### Data
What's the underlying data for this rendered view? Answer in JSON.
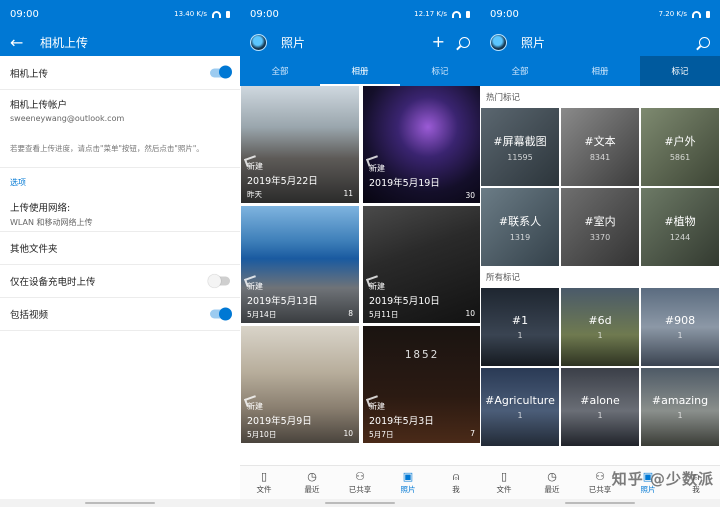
{
  "status": {
    "p1_time": "09:00",
    "p2_time": "09:00",
    "p3_time": "09:00",
    "p1_net": "13.40 K/s",
    "p2_net": "12.17 K/s",
    "p3_net": "7.20 K/s"
  },
  "settings_screen": {
    "title": "相机上传",
    "camera_upload_label": "相机上传",
    "account_label": "相机上传帐户",
    "account_value": "sweeneywang@outlook.com",
    "hint": "若要查看上传进度，请点击\"菜单\"按钮，然后点击\"照片\"。",
    "options_header": "选项",
    "network_label": "上传使用网络:",
    "network_value": "WLAN 和移动网络上传",
    "other_folders_label": "其他文件夹",
    "charging_only_label": "仅在设备充电时上传",
    "include_videos_label": "包括视频"
  },
  "photos_screen": {
    "title": "照片",
    "tabs": [
      "全部",
      "相册",
      "标记"
    ],
    "albums": [
      {
        "badge": "新建",
        "date": "2019年5月22日",
        "sub": "昨天",
        "count": "11"
      },
      {
        "badge": "新建",
        "date": "2019年5月19日",
        "sub": "",
        "count": "30"
      },
      {
        "badge": "新建",
        "date": "2019年5月13日",
        "sub": "5月14日",
        "count": "8"
      },
      {
        "badge": "新建",
        "date": "2019年5月10日",
        "sub": "5月11日",
        "count": "10"
      },
      {
        "badge": "新建",
        "date": "2019年5月9日",
        "sub": "5月10日",
        "count": "10"
      },
      {
        "badge": "新建",
        "date": "2019年5月3日",
        "sub": "5月7日",
        "count": "7"
      }
    ],
    "album_display_number": "1852"
  },
  "tags_screen": {
    "title": "照片",
    "tabs": [
      "全部",
      "相册",
      "标记"
    ],
    "hot_header": "热门标记",
    "all_header": "所有标记",
    "hot_tags": [
      {
        "name": "#屏幕截图",
        "count": "11595"
      },
      {
        "name": "#文本",
        "count": "8341"
      },
      {
        "name": "#户外",
        "count": "5861"
      },
      {
        "name": "#联系人",
        "count": "1319"
      },
      {
        "name": "#室内",
        "count": "3370"
      },
      {
        "name": "#植物",
        "count": "1244"
      }
    ],
    "all_tags": [
      {
        "name": "#1",
        "count": "1"
      },
      {
        "name": "#6d",
        "count": "1"
      },
      {
        "name": "#908",
        "count": "1"
      },
      {
        "name": "#Agriculture",
        "count": "1"
      },
      {
        "name": "#alone",
        "count": "1"
      },
      {
        "name": "#amazing",
        "count": "1"
      }
    ]
  },
  "bottom_nav": [
    "文件",
    "最近",
    "已共享",
    "照片",
    "我"
  ],
  "watermark": "知乎 @少数派"
}
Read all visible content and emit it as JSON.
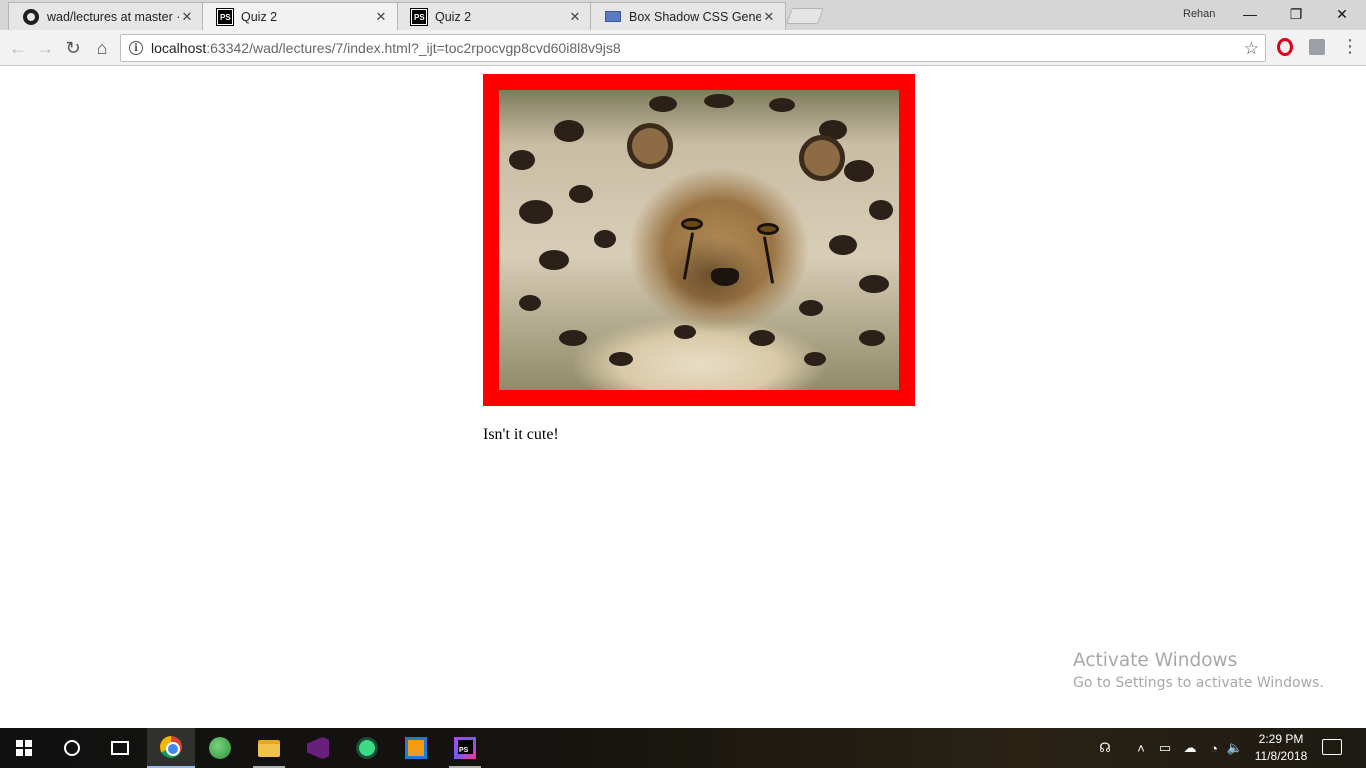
{
  "browser": {
    "tabs": [
      {
        "title": "wad/lectures at master · ",
        "favicon": "github-icon"
      },
      {
        "title": "Quiz 2",
        "favicon": "phpstorm-icon"
      },
      {
        "title": "Quiz 2",
        "favicon": "phpstorm-icon"
      },
      {
        "title": "Box Shadow CSS Generat",
        "favicon": "cssmatic-icon"
      }
    ],
    "active_tab_index": 1,
    "profile_name": "Rehan",
    "address": {
      "host": "localhost",
      "rest": ":63342/wad/lectures/7/index.html?_ijt=toc2rpocvgp8cvd60i8l8v9js8"
    }
  },
  "page": {
    "image_alt": "cheetah cub",
    "frame_color": "#ff0000",
    "caption": "Isn't it cute!"
  },
  "watermark": {
    "line1": "Activate Windows",
    "line2": "Go to Settings to activate Windows."
  },
  "taskbar": {
    "apps": [
      "windows-start",
      "cortana",
      "task-view",
      "chrome",
      "globe-app",
      "file-explorer",
      "visual-studio",
      "android-studio",
      "virtualbox",
      "phpstorm"
    ],
    "time": "2:29 PM",
    "date": "11/8/2018"
  }
}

### What you have to do
Above are the records; copy every line in them that holds the word "view".

### Output for this task
What's the underlying data for this rendered view? Answer in JSON.
      "task-view",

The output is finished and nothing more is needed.